■ Direction:
Exactly how many lines have the word "измерения"? Answer with the bare number.

Records:

*-*-*

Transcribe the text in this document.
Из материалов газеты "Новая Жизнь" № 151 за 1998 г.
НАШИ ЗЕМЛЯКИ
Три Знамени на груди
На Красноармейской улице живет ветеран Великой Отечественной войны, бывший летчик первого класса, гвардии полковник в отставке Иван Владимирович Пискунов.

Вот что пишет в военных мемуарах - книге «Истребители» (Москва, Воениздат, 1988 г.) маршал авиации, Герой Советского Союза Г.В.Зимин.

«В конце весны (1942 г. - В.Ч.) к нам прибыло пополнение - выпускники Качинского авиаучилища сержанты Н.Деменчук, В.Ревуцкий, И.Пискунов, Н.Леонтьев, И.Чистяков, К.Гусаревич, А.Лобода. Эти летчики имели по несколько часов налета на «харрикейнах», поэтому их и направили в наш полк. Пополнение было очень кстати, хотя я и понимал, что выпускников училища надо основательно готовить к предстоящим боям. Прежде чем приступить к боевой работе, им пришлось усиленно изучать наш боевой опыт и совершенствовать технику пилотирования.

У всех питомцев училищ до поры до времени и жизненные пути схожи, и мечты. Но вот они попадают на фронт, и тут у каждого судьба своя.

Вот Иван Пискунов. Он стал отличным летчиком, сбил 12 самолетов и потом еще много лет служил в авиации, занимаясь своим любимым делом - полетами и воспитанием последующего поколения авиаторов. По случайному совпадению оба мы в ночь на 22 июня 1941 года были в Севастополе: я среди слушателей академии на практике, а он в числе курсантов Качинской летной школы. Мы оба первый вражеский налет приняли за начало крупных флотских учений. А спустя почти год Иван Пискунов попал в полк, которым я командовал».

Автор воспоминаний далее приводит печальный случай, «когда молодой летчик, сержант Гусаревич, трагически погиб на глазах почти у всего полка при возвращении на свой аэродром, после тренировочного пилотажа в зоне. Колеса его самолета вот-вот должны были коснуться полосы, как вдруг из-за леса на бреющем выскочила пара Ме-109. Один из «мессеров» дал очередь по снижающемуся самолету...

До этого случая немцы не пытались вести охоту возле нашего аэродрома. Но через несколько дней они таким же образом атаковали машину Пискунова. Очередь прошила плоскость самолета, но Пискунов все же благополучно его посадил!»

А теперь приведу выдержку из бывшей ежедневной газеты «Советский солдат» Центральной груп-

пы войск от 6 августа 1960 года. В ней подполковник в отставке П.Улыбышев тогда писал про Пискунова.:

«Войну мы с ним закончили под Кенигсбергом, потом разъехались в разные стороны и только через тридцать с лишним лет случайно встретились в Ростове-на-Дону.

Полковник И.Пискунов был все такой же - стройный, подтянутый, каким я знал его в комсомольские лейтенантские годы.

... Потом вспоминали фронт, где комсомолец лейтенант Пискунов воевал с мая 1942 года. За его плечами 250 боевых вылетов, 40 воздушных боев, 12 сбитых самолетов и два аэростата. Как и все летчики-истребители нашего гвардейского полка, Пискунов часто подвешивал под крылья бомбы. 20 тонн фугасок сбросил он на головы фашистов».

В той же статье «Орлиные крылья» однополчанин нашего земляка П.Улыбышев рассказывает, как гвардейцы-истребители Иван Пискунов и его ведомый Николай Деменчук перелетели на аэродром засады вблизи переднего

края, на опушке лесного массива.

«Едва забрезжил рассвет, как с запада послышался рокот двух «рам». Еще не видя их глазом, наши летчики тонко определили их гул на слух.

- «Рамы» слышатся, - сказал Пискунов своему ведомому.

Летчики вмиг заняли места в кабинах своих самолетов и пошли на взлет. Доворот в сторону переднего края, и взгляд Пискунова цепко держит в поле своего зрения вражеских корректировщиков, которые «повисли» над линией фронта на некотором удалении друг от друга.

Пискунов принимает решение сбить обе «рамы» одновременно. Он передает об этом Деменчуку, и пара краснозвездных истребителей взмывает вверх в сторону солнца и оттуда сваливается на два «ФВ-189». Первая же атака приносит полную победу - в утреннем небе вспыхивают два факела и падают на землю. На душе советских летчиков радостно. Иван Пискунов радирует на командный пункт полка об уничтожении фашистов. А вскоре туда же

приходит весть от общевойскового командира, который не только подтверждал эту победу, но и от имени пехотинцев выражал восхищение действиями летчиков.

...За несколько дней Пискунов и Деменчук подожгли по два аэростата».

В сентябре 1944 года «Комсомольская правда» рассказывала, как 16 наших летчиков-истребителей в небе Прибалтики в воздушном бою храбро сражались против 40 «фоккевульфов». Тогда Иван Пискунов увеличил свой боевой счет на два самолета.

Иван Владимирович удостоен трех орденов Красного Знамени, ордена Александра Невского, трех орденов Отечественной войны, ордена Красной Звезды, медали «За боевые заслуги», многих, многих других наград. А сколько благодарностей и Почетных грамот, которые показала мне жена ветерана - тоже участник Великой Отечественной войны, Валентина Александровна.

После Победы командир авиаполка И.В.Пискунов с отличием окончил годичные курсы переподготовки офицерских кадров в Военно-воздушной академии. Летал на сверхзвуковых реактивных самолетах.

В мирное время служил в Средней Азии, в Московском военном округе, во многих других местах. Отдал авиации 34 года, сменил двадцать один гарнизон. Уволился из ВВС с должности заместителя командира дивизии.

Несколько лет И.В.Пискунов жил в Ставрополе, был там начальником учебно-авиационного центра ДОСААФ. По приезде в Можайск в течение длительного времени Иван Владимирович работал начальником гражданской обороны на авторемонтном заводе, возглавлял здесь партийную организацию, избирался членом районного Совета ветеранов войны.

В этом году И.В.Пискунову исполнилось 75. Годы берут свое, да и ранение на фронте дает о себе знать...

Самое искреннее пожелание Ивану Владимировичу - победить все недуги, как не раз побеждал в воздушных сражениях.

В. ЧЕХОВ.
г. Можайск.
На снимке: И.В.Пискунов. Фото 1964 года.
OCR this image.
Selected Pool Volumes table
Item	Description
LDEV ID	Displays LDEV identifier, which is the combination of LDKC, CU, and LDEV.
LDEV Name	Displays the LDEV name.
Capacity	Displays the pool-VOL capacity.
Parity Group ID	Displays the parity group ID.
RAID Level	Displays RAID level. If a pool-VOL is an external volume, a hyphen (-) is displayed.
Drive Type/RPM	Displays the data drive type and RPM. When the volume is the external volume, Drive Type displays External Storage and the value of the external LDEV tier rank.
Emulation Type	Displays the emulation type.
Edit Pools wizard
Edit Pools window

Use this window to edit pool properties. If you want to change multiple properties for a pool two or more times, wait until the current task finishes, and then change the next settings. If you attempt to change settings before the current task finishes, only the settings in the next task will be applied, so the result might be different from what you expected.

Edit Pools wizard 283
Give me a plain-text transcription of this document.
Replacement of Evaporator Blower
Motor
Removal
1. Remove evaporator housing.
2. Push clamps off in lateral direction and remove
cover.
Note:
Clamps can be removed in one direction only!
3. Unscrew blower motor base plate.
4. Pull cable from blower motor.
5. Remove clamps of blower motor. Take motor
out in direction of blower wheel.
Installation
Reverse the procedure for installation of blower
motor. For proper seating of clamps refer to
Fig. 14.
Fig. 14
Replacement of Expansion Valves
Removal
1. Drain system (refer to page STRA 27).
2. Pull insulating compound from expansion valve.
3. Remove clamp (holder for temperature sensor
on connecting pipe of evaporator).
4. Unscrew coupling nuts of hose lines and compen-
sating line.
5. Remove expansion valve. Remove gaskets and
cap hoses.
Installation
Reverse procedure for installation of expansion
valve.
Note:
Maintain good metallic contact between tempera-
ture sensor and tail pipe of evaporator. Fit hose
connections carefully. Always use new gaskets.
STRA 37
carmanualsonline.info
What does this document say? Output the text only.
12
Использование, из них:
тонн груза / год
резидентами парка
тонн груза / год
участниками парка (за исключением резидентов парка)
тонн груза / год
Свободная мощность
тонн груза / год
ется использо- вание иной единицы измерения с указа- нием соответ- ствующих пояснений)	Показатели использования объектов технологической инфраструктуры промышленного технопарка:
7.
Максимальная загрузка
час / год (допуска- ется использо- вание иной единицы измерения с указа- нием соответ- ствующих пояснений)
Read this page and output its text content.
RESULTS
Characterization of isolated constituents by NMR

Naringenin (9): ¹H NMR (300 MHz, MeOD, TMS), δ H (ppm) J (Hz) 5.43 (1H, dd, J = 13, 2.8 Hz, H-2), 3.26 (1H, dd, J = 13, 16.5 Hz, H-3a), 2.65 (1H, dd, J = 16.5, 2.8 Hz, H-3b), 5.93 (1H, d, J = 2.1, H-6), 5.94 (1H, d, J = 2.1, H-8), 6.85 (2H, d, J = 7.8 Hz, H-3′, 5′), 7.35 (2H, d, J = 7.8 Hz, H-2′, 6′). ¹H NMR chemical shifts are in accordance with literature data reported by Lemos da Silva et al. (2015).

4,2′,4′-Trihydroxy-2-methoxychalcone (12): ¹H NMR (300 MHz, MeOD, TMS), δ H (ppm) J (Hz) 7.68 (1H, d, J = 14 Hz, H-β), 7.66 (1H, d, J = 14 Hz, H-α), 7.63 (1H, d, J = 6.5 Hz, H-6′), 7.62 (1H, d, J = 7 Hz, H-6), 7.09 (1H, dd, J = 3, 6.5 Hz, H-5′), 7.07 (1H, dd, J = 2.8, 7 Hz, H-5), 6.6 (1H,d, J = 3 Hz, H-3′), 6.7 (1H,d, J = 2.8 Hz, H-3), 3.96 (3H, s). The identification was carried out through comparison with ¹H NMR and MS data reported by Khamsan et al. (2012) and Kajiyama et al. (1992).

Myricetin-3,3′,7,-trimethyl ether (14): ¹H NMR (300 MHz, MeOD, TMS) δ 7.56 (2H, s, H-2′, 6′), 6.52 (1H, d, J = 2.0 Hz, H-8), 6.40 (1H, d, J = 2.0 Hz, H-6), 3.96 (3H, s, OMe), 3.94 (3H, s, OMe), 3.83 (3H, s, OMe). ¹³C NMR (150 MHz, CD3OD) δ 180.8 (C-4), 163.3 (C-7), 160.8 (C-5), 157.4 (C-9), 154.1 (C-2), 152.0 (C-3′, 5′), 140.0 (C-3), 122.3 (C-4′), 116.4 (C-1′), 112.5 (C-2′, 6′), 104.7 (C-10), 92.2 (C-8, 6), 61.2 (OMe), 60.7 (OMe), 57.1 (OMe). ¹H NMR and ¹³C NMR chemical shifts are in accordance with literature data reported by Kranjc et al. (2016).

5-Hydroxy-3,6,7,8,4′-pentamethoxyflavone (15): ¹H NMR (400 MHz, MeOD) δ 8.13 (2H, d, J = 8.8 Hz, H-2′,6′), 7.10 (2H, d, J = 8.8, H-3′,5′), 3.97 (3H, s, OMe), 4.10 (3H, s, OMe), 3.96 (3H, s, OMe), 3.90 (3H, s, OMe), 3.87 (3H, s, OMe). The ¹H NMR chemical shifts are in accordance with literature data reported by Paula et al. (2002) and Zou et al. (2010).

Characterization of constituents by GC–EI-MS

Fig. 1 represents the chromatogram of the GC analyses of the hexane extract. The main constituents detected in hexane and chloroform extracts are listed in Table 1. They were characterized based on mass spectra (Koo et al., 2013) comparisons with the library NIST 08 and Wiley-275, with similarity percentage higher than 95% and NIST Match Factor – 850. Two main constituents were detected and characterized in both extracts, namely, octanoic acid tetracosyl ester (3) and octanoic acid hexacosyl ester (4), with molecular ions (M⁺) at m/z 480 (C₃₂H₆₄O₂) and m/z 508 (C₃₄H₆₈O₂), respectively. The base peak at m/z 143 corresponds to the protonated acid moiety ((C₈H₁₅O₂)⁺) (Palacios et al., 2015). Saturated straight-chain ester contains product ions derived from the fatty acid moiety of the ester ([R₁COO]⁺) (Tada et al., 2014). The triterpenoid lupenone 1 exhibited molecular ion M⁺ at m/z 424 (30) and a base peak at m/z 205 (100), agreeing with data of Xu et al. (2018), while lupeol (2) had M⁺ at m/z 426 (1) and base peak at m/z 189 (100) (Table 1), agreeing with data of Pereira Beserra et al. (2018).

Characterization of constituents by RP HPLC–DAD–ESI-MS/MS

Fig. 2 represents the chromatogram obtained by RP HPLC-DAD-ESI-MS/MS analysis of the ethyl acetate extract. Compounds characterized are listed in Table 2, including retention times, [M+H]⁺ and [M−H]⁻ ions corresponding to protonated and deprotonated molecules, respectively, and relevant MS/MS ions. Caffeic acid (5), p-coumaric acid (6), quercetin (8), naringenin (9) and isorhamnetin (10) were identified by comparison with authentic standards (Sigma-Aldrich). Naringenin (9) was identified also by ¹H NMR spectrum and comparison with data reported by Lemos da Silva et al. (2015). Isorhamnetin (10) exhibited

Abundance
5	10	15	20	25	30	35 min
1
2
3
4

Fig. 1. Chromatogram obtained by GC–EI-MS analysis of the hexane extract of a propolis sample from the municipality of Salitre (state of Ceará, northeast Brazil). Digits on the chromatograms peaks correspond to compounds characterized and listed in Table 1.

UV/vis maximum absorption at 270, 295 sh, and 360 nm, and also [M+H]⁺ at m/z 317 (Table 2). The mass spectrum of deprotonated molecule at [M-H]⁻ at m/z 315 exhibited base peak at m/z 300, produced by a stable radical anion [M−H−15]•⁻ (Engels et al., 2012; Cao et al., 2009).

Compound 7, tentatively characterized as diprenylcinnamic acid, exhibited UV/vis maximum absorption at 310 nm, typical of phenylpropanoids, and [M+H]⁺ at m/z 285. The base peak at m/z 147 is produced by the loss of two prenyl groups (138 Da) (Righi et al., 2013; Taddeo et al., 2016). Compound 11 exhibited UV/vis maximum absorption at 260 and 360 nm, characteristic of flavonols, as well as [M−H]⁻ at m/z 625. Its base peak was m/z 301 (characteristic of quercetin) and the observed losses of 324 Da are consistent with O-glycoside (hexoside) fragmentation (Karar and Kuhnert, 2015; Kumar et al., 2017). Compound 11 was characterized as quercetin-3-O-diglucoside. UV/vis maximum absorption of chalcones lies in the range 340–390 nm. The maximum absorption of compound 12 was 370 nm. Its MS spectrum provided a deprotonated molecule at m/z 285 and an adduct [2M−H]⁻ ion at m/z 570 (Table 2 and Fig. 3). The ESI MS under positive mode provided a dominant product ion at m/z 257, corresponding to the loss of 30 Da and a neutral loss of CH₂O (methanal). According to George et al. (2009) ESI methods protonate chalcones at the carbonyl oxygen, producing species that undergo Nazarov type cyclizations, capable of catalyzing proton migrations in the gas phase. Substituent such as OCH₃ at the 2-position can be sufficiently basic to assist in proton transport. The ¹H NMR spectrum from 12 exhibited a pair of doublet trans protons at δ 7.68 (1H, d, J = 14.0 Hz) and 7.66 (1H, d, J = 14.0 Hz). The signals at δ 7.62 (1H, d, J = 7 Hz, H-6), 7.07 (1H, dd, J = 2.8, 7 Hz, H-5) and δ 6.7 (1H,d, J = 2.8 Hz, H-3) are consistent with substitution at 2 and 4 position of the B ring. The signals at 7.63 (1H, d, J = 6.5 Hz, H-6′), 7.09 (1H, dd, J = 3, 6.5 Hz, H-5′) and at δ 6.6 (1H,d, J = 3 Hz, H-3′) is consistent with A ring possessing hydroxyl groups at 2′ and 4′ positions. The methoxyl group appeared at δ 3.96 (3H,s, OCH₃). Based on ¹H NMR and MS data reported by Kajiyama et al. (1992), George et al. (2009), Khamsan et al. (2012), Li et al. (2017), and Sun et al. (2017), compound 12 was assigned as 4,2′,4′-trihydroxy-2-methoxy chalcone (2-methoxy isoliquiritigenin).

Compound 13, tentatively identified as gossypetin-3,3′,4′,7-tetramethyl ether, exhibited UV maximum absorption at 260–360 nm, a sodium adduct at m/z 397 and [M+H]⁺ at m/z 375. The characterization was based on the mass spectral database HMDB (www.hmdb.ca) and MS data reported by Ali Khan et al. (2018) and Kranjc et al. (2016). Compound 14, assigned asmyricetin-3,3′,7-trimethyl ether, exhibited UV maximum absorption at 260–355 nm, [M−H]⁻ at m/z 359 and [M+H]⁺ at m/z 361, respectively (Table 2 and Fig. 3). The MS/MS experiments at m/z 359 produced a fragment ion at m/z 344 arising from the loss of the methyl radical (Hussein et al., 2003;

*-*-*

■ Solved exercise:
2